» **What is expected**:
The answer should be a single number: how many lines of the entries below hold the word "obrazie".
+ + + +
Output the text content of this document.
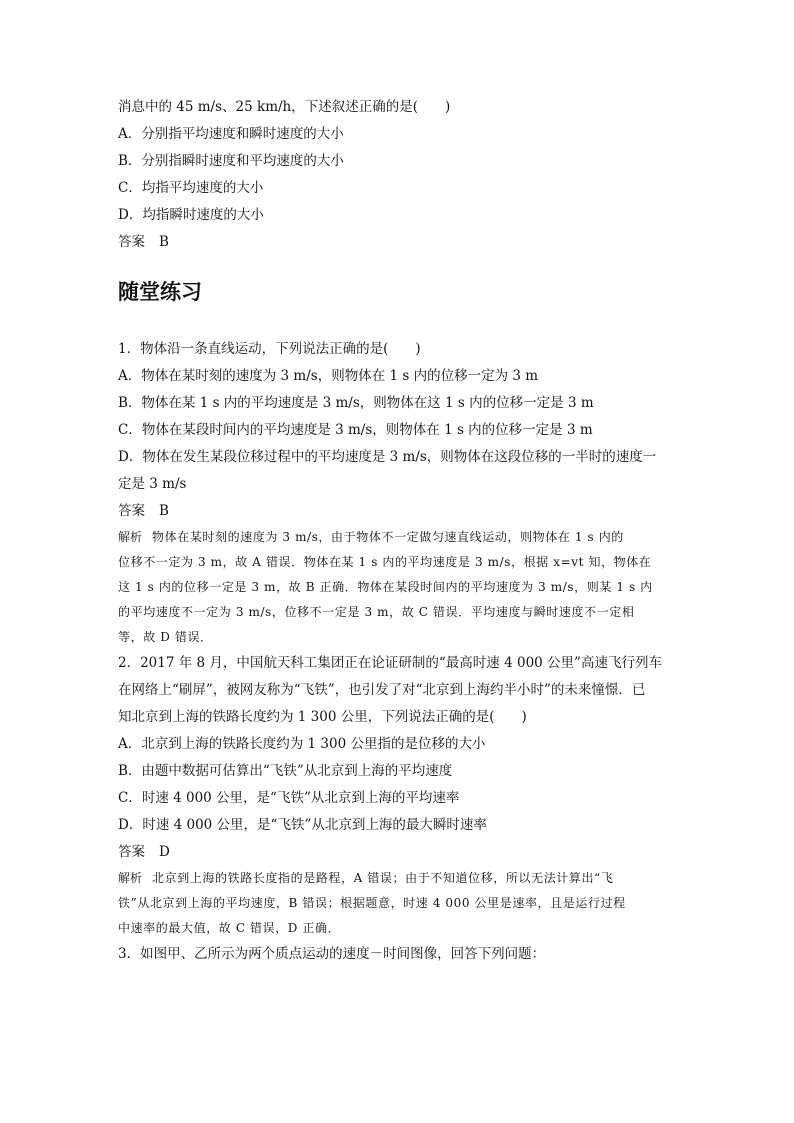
消息中的 45 m/s、25 km/h，下述叙述正确的是(　　)

A．分别指平均速度和瞬时速度的大小

B．分别指瞬时速度和平均速度的大小

C．均指平均速度的大小

D．均指瞬时速度的大小

答案 B

随堂练习

1．物体沿一条直线运动，下列说法正确的是(　　)

A．物体在某时刻的速度为 3 m/s，则物体在 1 s 内的位移一定为 3 m

B．物体在某 1 s 内的平均速度是 3 m/s，则物体在这 1 s 内的位移一定是 3 m

C．物体在某段时间内的平均速度是 3 m/s，则物体在 1 s 内的位移一定是 3 m

D．物体在发生某段位移过程中的平均速度是 3 m/s，则物体在这段位移的一半时的速度一

定是 3 m/s

答案 B

解析 物体在某时刻的速度为 3 m/s，由于物体不一定做匀速直线运动，则物体在 1 s 内的

位移不一定为 3 m，故 A 错误．物体在某 1 s 内的平均速度是 3 m/s，根据 x=vt 知，物体在

这 1 s 内的位移一定是 3 m，故 B 正确．物体在某段时间内的平均速度为 3 m/s，则某 1 s 内

的平均速度不一定为 3 m/s，位移不一定是 3 m，故 C 错误．平均速度与瞬时速度不一定相

等，故 D 错误．

2．2017 年 8 月，中国航天科工集团正在论证研制的“最高时速 4 000 公里”高速飞行列车

在网络上“刷屏”，被网友称为“飞铁”，也引发了对“北京到上海约半小时”的未来憧憬．已

知北京到上海的铁路长度约为 1 300 公里，下列说法正确的是(　　)

A．北京到上海的铁路长度约为 1 300 公里指的是位移的大小

B．由题中数据可估算出“飞铁”从北京到上海的平均速度

C．时速 4 000 公里，是“飞铁”从北京到上海的平均速率

D．时速 4 000 公里，是“飞铁”从北京到上海的最大瞬时速率

答案 D

解析 北京到上海的铁路长度指的是路程，A 错误；由于不知道位移，所以无法计算出“飞

铁”从北京到上海的平均速度，B 错误；根据题意，时速 4 000 公里是速率，且是运行过程

中速率的最大值，故 C 错误，D 正确．

3．如图甲、乙所示为两个质点运动的速度－时间图像，回答下列问题：
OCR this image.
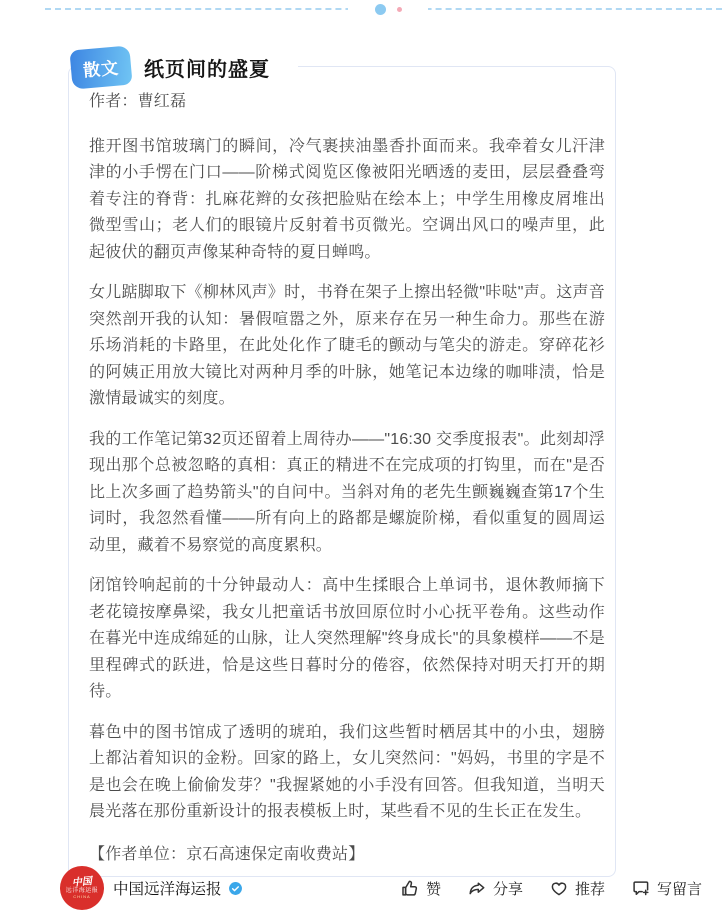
散文	纸页间的盛夏

作者：曹红磊

推开图书馆玻璃门的瞬间，冷气裹挟油墨香扑面而来。我牵着女儿汗津津的小手愣在门口——阶梯式阅览区像被阳光晒透的麦田，层层叠叠弯着专注的脊背：扎麻花辫的女孩把脸贴在绘本上；中学生用橡皮屑堆出微型雪山；老人们的眼镜片反射着书页微光。空调出风口的噪声里，此起彼伏的翻页声像某种奇特的夏日蝉鸣。

女儿踮脚取下《柳林风声》时，书脊在架子上擦出轻微"咔哒"声。这声音突然剖开我的认知：暑假喧嚣之外，原来存在另一种生命力。那些在游乐场消耗的卡路里，在此处化作了睫毛的颤动与笔尖的游走。穿碎花衫的阿姨正用放大镜比对两种月季的叶脉，她笔记本边缘的咖啡渍，恰是激情最诚实的刻度。

我的工作笔记第32页还留着上周待办——"16:30 交季度报表"。此刻却浮现出那个总被忽略的真相：真正的精进不在完成项的打钩里，而在"是否比上次多画了趋势箭头"的自问中。当斜对角的老先生颤巍巍查第17个生词时，我忽然看懂——所有向上的路都是螺旋阶梯，看似重复的圆周运动里，藏着不易察觉的高度累积。

闭馆铃响起前的十分钟最动人：高中生揉眼合上单词书，退休教师摘下老花镜按摩鼻梁，我女儿把童话书放回原位时小心抚平卷角。这些动作在暮光中连成绵延的山脉，让人突然理解"终身成长"的具象模样——不是里程碑式的跃进，恰是这些日暮时分的倦容，依然保持对明天打开的期待。

暮色中的图书馆成了透明的琥珀，我们这些暂时栖居其中的小虫，翅膀上都沾着知识的金粉。回家的路上，女儿突然问："妈妈，书里的字是不是也会在晚上偷偷发芽？"我握紧她的小手没有回答。但我知道，当明天晨光落在那份重新设计的报表模板上时，某些看不见的生长正在发生。

【作者单位：京石高速保定南收费站】

中国
远洋海运报
CHINA 中国远洋海运报	赞	分享	推荐	写留言
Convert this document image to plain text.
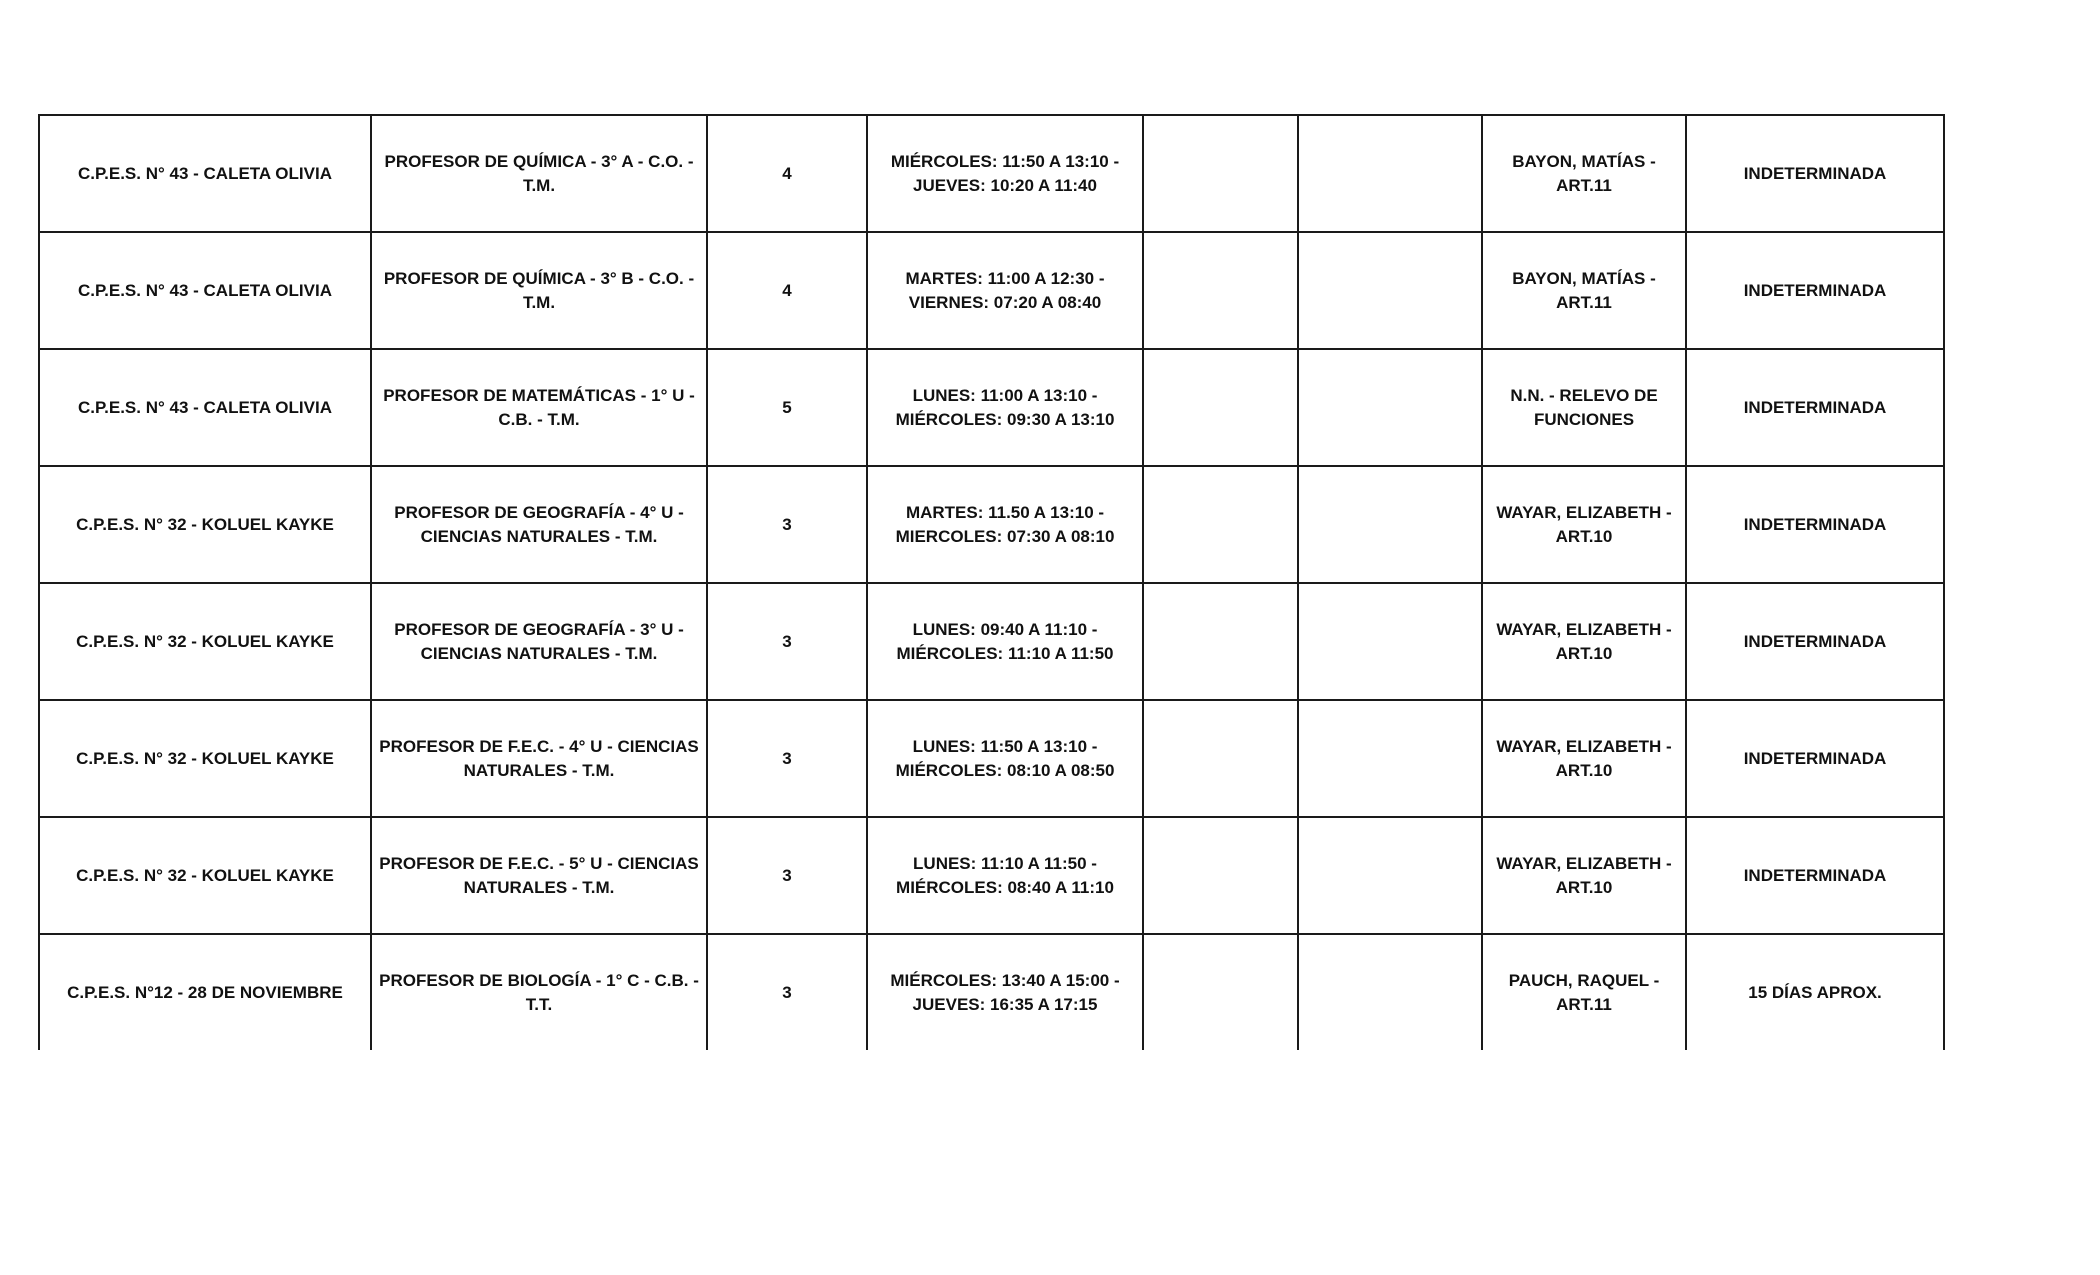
C.P.E.S. N° 43 - CALETA OLIVIA	PROFESOR DE QUÍMICA - 3° A - C.O. - T.M.	4	MIÉRCOLES: 11:50 A 13:10 - JUEVES: 10:20 A 11:40			BAYON, MATÍAS - ART.11	INDETERMINADA
C.P.E.S. N° 43 - CALETA OLIVIA	PROFESOR DE QUÍMICA - 3° B - C.O. - T.M.	4	MARTES: 11:00 A 12:30 - VIERNES: 07:20 A 08:40			BAYON, MATÍAS - ART.11	INDETERMINADA
C.P.E.S. N° 43 - CALETA OLIVIA	PROFESOR DE MATEMÁTICAS - 1° U - C.B. - T.M.	5	LUNES: 11:00 A 13:10 - MIÉRCOLES: 09:30 A 13:10			N.N. - RELEVO DE FUNCIONES	INDETERMINADA
C.P.E.S. N° 32 - KOLUEL KAYKE	PROFESOR DE GEOGRAFÍA - 4° U - CIENCIAS NATURALES - T.M.	3	MARTES: 11.50 A 13:10 - MIERCOLES: 07:30 A 08:10			WAYAR, ELIZABETH - ART.10	INDETERMINADA
C.P.E.S. N° 32 - KOLUEL KAYKE	PROFESOR DE GEOGRAFÍA - 3° U - CIENCIAS NATURALES - T.M.	3	LUNES: 09:40 A 11:10 - MIÉRCOLES: 11:10 A 11:50			WAYAR, ELIZABETH - ART.10	INDETERMINADA
C.P.E.S. N° 32 - KOLUEL KAYKE	PROFESOR DE F.E.C. - 4° U - CIENCIAS NATURALES - T.M.	3	LUNES: 11:50 A 13:10 - MIÉRCOLES: 08:10 A 08:50			WAYAR, ELIZABETH - ART.10	INDETERMINADA
C.P.E.S. N° 32 - KOLUEL KAYKE	PROFESOR DE F.E.C. - 5° U - CIENCIAS NATURALES - T.M.	3	LUNES: 11:10 A 11:50 - MIÉRCOLES: 08:40 A 11:10			WAYAR, ELIZABETH - ART.10	INDETERMINADA
C.P.E.S. N°12 - 28 DE NOVIEMBRE	PROFESOR DE BIOLOGÍA - 1° C - C.B. - T.T.	3	MIÉRCOLES: 13:40 A 15:00 - JUEVES: 16:35 A 17:15			PAUCH, RAQUEL - ART.11	15 DÍAS APROX.
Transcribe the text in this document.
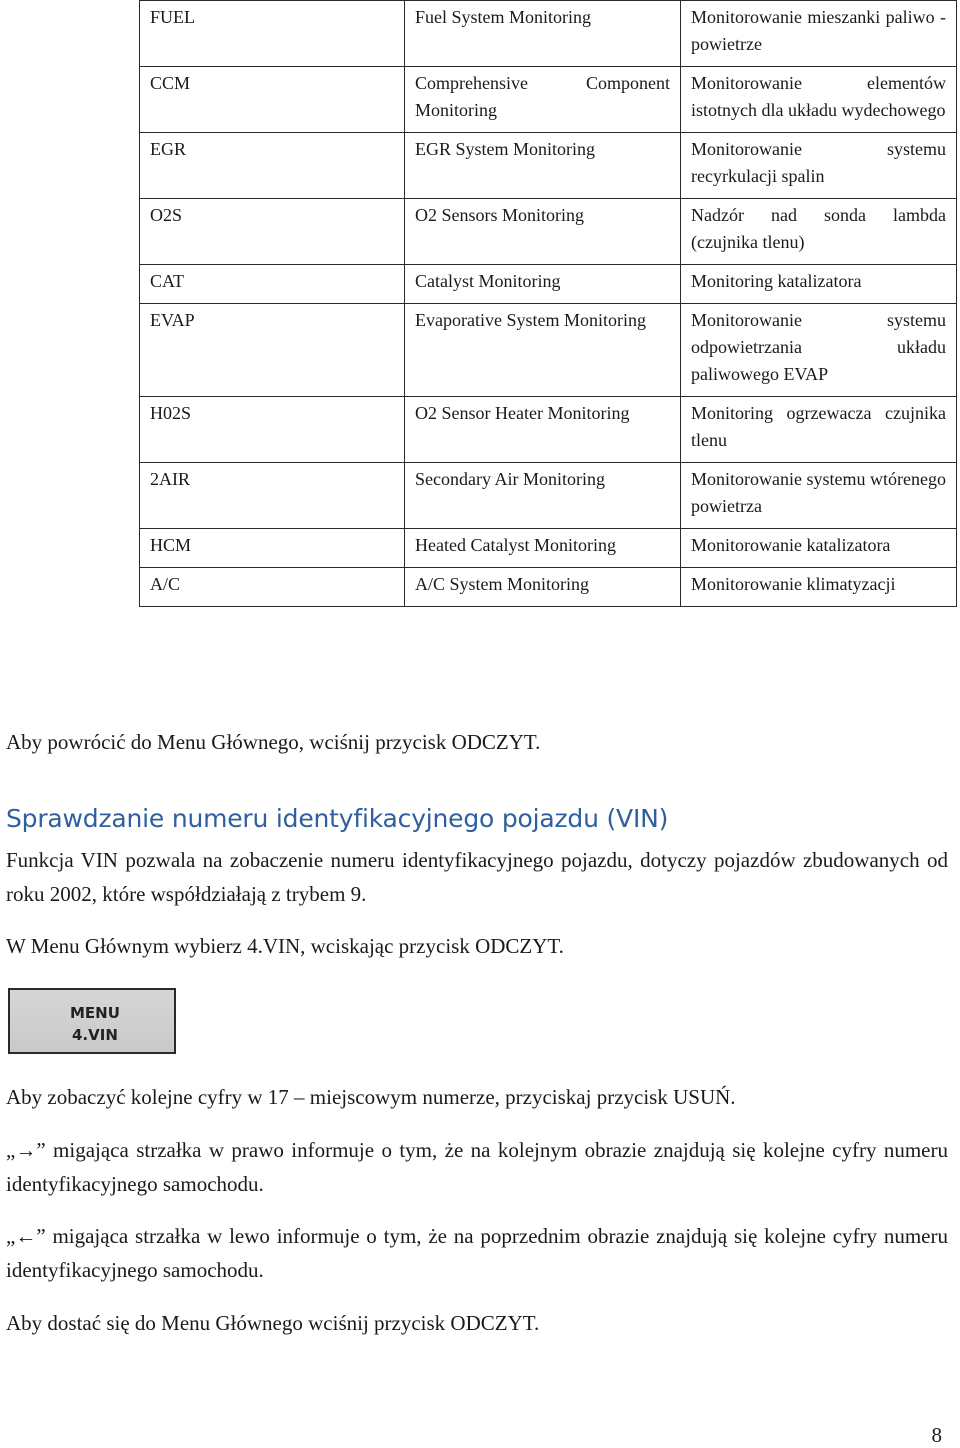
FUEL	Fuel System Monitoring	Monitorowanie mieszanki paliwo - powietrze
CCM	Comprehensive Component Monitoring	Monitorowanie elementów istotnych dla układu wydechowego
EGR	EGR System Monitoring	Monitorowanie systemu recyrkulacji spalin
O2S	O2 Sensors Monitoring	Nadzór nad sonda lambda (czujnika tlenu)
CAT	Catalyst Monitoring	Monitoring katalizatora
EVAP	Evaporative System Monitoring	Monitorowanie systemu odpowietrzania układu paliwowego EVAP
H02S	O2 Sensor Heater Monitoring	Monitoring ogrzewacza czujnika tlenu
2AIR	Secondary Air Monitoring	Monitorowanie systemu wtórenego powietrza
HCM	Heated Catalyst Monitoring	Monitorowanie katalizatora
A/C	A/C System Monitoring	Monitorowanie klimatyzacji

Aby powrócić do Menu Głównego, wciśnij przycisk ODCZYT.

Sprawdzanie numeru identyfikacyjnego pojazdu (VIN)

Funkcja VIN pozwala na zobaczenie numeru identyfikacyjnego pojazdu, dotyczy pojazdów zbudowanych od roku 2002, które współdziałają z trybem 9.

W Menu Głównym wybierz 4.VIN, wciskając przycisk ODCZYT.

MENU
4.VIN

Aby zobaczyć kolejne cyfry w 17 – miejscowym numerze, przyciskaj przycisk USUŃ.

„→” migająca strzałka w prawo informuje o tym, że na kolejnym obrazie znajdują się kolejne cyfry numeru identyfikacyjnego samochodu.

„←” migająca strzałka w lewo informuje o tym, że na poprzednim obrazie znajdują się kolejne cyfry numeru identyfikacyjnego samochodu.

Aby dostać się do Menu Głównego wciśnij przycisk ODCZYT.

8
+ + + +
» **Task answer**:
2